— Begin Information supplied —

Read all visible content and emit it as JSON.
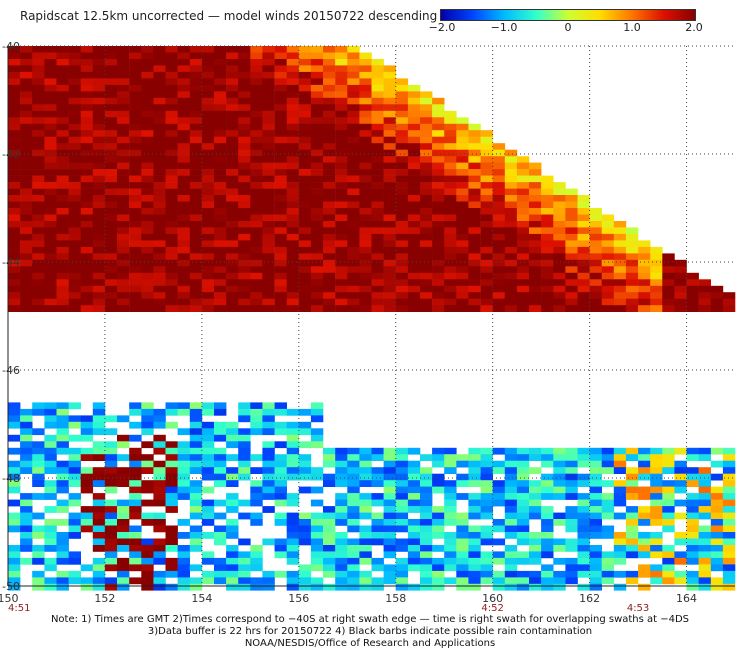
{
  "title": "Rapidscat 12.5km uncorrected — model winds 20150722 descending",
  "colorbar": {
    "ticks": [
      "−2.0",
      "−1.0",
      "0",
      "1.0",
      "2.0"
    ],
    "range": [
      -2.0,
      2.0
    ],
    "colors": [
      "#0000aa",
      "#0044ff",
      "#00bbff",
      "#33ffcc",
      "#ccff33",
      "#ffdd00",
      "#ff7700",
      "#dd1100",
      "#880000"
    ]
  },
  "chart_data": {
    "type": "heatmap",
    "title": "Rapidscat 12.5km uncorrected — model winds 20150722 descending",
    "xlabel": "",
    "ylabel": "",
    "xlim": [
      150,
      165
    ],
    "ylim": [
      -40,
      -50
    ],
    "x_ticks": [
      "150",
      "152",
      "154",
      "156",
      "158",
      "160",
      "162",
      "164"
    ],
    "y_ticks": [
      "-40",
      "-42",
      "-44",
      "-46",
      "-48",
      "-50"
    ],
    "value_range": [
      -2.0,
      2.0
    ],
    "pass_times": [
      {
        "lon": 150,
        "label": "4:51"
      },
      {
        "lon": 160,
        "label": "4:52"
      },
      {
        "lon": 163,
        "label": "4:53"
      }
    ],
    "swath_regions": [
      {
        "name": "upper-right swath",
        "lon_range": [
          157.2,
          165
        ],
        "lat_range": [
          -40,
          -44.7
        ],
        "typical_value": 1.4
      },
      {
        "name": "lower swath west",
        "lon_range": [
          150,
          156.5
        ],
        "lat_range": [
          -46.2,
          -50
        ],
        "typical_value": -0.8
      },
      {
        "name": "lower swath east",
        "lon_range": [
          156.5,
          165
        ],
        "lat_range": [
          -47.2,
          -50
        ],
        "typical_value": -0.6
      }
    ],
    "grid": true
  },
  "notes": {
    "line1": "Note: 1) Times are GMT 2)Times correspond to −40S at right swath edge — time is right swath for overlapping swaths at −4DS",
    "line2": "3)Data buffer is 22 hrs for 20150722 4) Black barbs indicate possible rain contamination",
    "line3": "NOAA/NESDIS/Office of Research and Applications"
  }
}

— End Information supplied —

### Aim of the exercise:
Going through the entries above line by line, work out how many lines include the word "name". Only the number is required.

### Response to the task:
3